> [Request]: Do not copy the pictures; transcribe all other material exactly.

════════════════════

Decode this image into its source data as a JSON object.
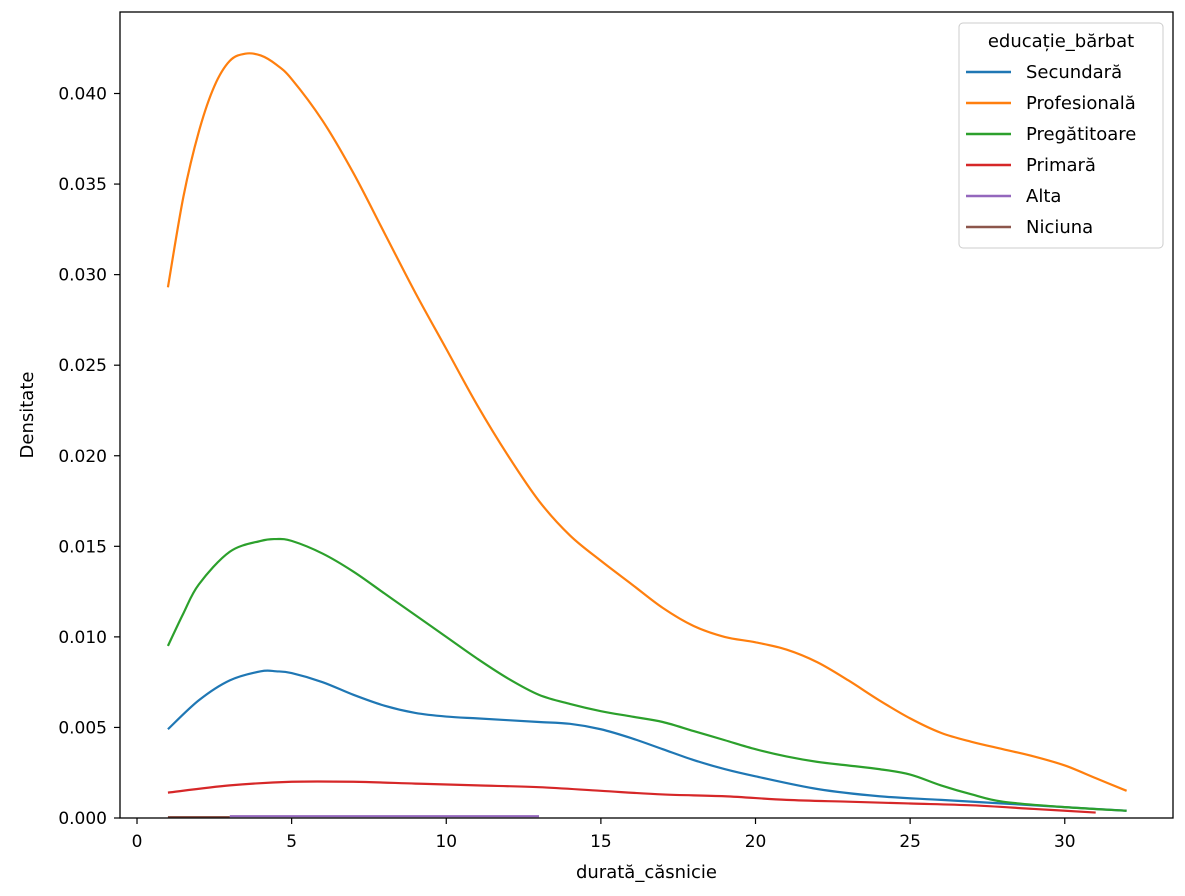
{
  "chart_data": {
    "type": "line",
    "title": "",
    "xlabel": "durată_căsnicie",
    "ylabel": "Densitate",
    "xlim": [
      -0.55,
      33.5
    ],
    "ylim": [
      0,
      0.0445
    ],
    "xticks": [
      0,
      5,
      10,
      15,
      20,
      25,
      30
    ],
    "xtick_labels": [
      "0",
      "5",
      "10",
      "15",
      "20",
      "25",
      "30"
    ],
    "yticks": [
      0,
      0.005,
      0.01,
      0.015,
      0.02,
      0.025,
      0.03,
      0.035,
      0.04
    ],
    "ytick_labels": [
      "0.000",
      "0.005",
      "0.010",
      "0.015",
      "0.020",
      "0.025",
      "0.030",
      "0.035",
      "0.040"
    ],
    "grid": false,
    "legend": {
      "title": "educație_bărbat",
      "position": "top-right"
    },
    "series": [
      {
        "name": "Secundară",
        "color": "#1f77b4",
        "x": [
          1,
          2,
          3,
          4,
          4.5,
          5,
          6,
          7,
          8,
          9,
          10,
          11,
          12,
          13,
          14,
          15,
          16,
          17,
          18,
          19,
          20,
          22,
          24,
          26,
          28,
          30,
          32
        ],
        "y": [
          0.0049,
          0.0065,
          0.0076,
          0.0081,
          0.0081,
          0.008,
          0.0075,
          0.0068,
          0.0062,
          0.0058,
          0.0056,
          0.0055,
          0.0054,
          0.0053,
          0.0052,
          0.0049,
          0.0044,
          0.0038,
          0.0032,
          0.0027,
          0.0023,
          0.0016,
          0.0012,
          0.001,
          0.0008,
          0.0006,
          0.0004
        ]
      },
      {
        "name": "Profesională",
        "color": "#ff7f0e",
        "x": [
          1,
          1.5,
          2,
          2.5,
          3,
          3.5,
          4,
          4.5,
          5,
          6,
          7,
          8,
          9,
          10,
          11,
          12,
          13,
          14,
          15,
          16,
          17,
          18,
          19,
          20,
          21,
          22,
          23,
          24,
          25,
          26,
          27,
          28,
          29,
          30,
          31,
          32
        ],
        "y": [
          0.0293,
          0.0343,
          0.0379,
          0.0404,
          0.0418,
          0.0422,
          0.0421,
          0.0416,
          0.0408,
          0.0385,
          0.0356,
          0.0323,
          0.029,
          0.0259,
          0.0228,
          0.02,
          0.0175,
          0.0156,
          0.0142,
          0.0129,
          0.0116,
          0.0106,
          0.01,
          0.0097,
          0.0093,
          0.0086,
          0.0076,
          0.0065,
          0.0055,
          0.0047,
          0.0042,
          0.0038,
          0.0034,
          0.0029,
          0.0022,
          0.0015
        ]
      },
      {
        "name": "Pregătitoare",
        "color": "#2ca02c",
        "x": [
          1,
          1.5,
          2,
          3,
          4,
          4.5,
          5,
          6,
          7,
          8,
          9,
          10,
          11,
          12,
          13,
          14,
          15,
          16,
          17,
          18,
          19,
          20,
          21,
          22,
          23,
          24,
          25,
          26,
          27,
          28,
          30,
          32
        ],
        "y": [
          0.0095,
          0.0113,
          0.0129,
          0.0147,
          0.0153,
          0.0154,
          0.0153,
          0.0146,
          0.0136,
          0.0124,
          0.0112,
          0.01,
          0.0088,
          0.0077,
          0.0068,
          0.0063,
          0.0059,
          0.0056,
          0.0053,
          0.0048,
          0.0043,
          0.0038,
          0.0034,
          0.0031,
          0.0029,
          0.0027,
          0.0024,
          0.0018,
          0.0013,
          0.0009,
          0.0006,
          0.0004
        ]
      },
      {
        "name": "Primară",
        "color": "#d62728",
        "x": [
          1,
          3,
          5,
          7,
          9,
          11,
          13,
          15,
          17,
          19,
          21,
          23,
          25,
          27,
          29,
          31
        ],
        "y": [
          0.0014,
          0.0018,
          0.002,
          0.002,
          0.0019,
          0.0018,
          0.0017,
          0.0015,
          0.0013,
          0.0012,
          0.001,
          0.0009,
          0.0008,
          0.0007,
          0.0005,
          0.0003
        ]
      },
      {
        "name": "Alta",
        "color": "#9467bd",
        "x": [
          3,
          5,
          7,
          9,
          11,
          13
        ],
        "y": [
          0.0001,
          0.0001,
          0.0001,
          0.0001,
          0.0001,
          0.0001
        ]
      },
      {
        "name": "Niciuna",
        "color": "#8c564b",
        "x": [
          1,
          2,
          3
        ],
        "y": [
          5e-05,
          5e-05,
          5e-05
        ]
      }
    ]
  }
}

════════════════════

> [Complete answer]:
Decode this image into its source data as a JSON object.
{
  "chart_data": {
    "type": "line",
    "title": "",
    "xlabel": "durată_căsnicie",
    "ylabel": "Densitate",
    "xlim": [
      -0.55,
      33.5
    ],
    "ylim": [
      0,
      0.0445
    ],
    "xticks": [
      0,
      5,
      10,
      15,
      20,
      25,
      30
    ],
    "xtick_labels": [
      "0",
      "5",
      "10",
      "15",
      "20",
      "25",
      "30"
    ],
    "yticks": [
      0,
      0.005,
      0.01,
      0.015,
      0.02,
      0.025,
      0.03,
      0.035,
      0.04
    ],
    "ytick_labels": [
      "0.000",
      "0.005",
      "0.010",
      "0.015",
      "0.020",
      "0.025",
      "0.030",
      "0.035",
      "0.040"
    ],
    "grid": false,
    "legend": {
      "title": "educație_bărbat",
      "position": "top-right"
    },
    "series": [
      {
        "name": "Secundară",
        "color": "#1f77b4",
        "x": [
          1,
          2,
          3,
          4,
          4.5,
          5,
          6,
          7,
          8,
          9,
          10,
          11,
          12,
          13,
          14,
          15,
          16,
          17,
          18,
          19,
          20,
          22,
          24,
          26,
          28,
          30,
          32
        ],
        "y": [
          0.0049,
          0.0065,
          0.0076,
          0.0081,
          0.0081,
          0.008,
          0.0075,
          0.0068,
          0.0062,
          0.0058,
          0.0056,
          0.0055,
          0.0054,
          0.0053,
          0.0052,
          0.0049,
          0.0044,
          0.0038,
          0.0032,
          0.0027,
          0.0023,
          0.0016,
          0.0012,
          0.001,
          0.0008,
          0.0006,
          0.0004
        ]
      },
      {
        "name": "Profesională",
        "color": "#ff7f0e",
        "x": [
          1,
          1.5,
          2,
          2.5,
          3,
          3.5,
          4,
          4.5,
          5,
          6,
          7,
          8,
          9,
          10,
          11,
          12,
          13,
          14,
          15,
          16,
          17,
          18,
          19,
          20,
          21,
          22,
          23,
          24,
          25,
          26,
          27,
          28,
          29,
          30,
          31,
          32
        ],
        "y": [
          0.0293,
          0.0343,
          0.0379,
          0.0404,
          0.0418,
          0.0422,
          0.0421,
          0.0416,
          0.0408,
          0.0385,
          0.0356,
          0.0323,
          0.029,
          0.0259,
          0.0228,
          0.02,
          0.0175,
          0.0156,
          0.0142,
          0.0129,
          0.0116,
          0.0106,
          0.01,
          0.0097,
          0.0093,
          0.0086,
          0.0076,
          0.0065,
          0.0055,
          0.0047,
          0.0042,
          0.0038,
          0.0034,
          0.0029,
          0.0022,
          0.0015
        ]
      },
      {
        "name": "Pregătitoare",
        "color": "#2ca02c",
        "x": [
          1,
          1.5,
          2,
          3,
          4,
          4.5,
          5,
          6,
          7,
          8,
          9,
          10,
          11,
          12,
          13,
          14,
          15,
          16,
          17,
          18,
          19,
          20,
          21,
          22,
          23,
          24,
          25,
          26,
          27,
          28,
          30,
          32
        ],
        "y": [
          0.0095,
          0.0113,
          0.0129,
          0.0147,
          0.0153,
          0.0154,
          0.0153,
          0.0146,
          0.0136,
          0.0124,
          0.0112,
          0.01,
          0.0088,
          0.0077,
          0.0068,
          0.0063,
          0.0059,
          0.0056,
          0.0053,
          0.0048,
          0.0043,
          0.0038,
          0.0034,
          0.0031,
          0.0029,
          0.0027,
          0.0024,
          0.0018,
          0.0013,
          0.0009,
          0.0006,
          0.0004
        ]
      },
      {
        "name": "Primară",
        "color": "#d62728",
        "x": [
          1,
          3,
          5,
          7,
          9,
          11,
          13,
          15,
          17,
          19,
          21,
          23,
          25,
          27,
          29,
          31
        ],
        "y": [
          0.0014,
          0.0018,
          0.002,
          0.002,
          0.0019,
          0.0018,
          0.0017,
          0.0015,
          0.0013,
          0.0012,
          0.001,
          0.0009,
          0.0008,
          0.0007,
          0.0005,
          0.0003
        ]
      },
      {
        "name": "Alta",
        "color": "#9467bd",
        "x": [
          3,
          5,
          7,
          9,
          11,
          13
        ],
        "y": [
          0.0001,
          0.0001,
          0.0001,
          0.0001,
          0.0001,
          0.0001
        ]
      },
      {
        "name": "Niciuna",
        "color": "#8c564b",
        "x": [
          1,
          2,
          3
        ],
        "y": [
          5e-05,
          5e-05,
          5e-05
        ]
      }
    ]
  }
}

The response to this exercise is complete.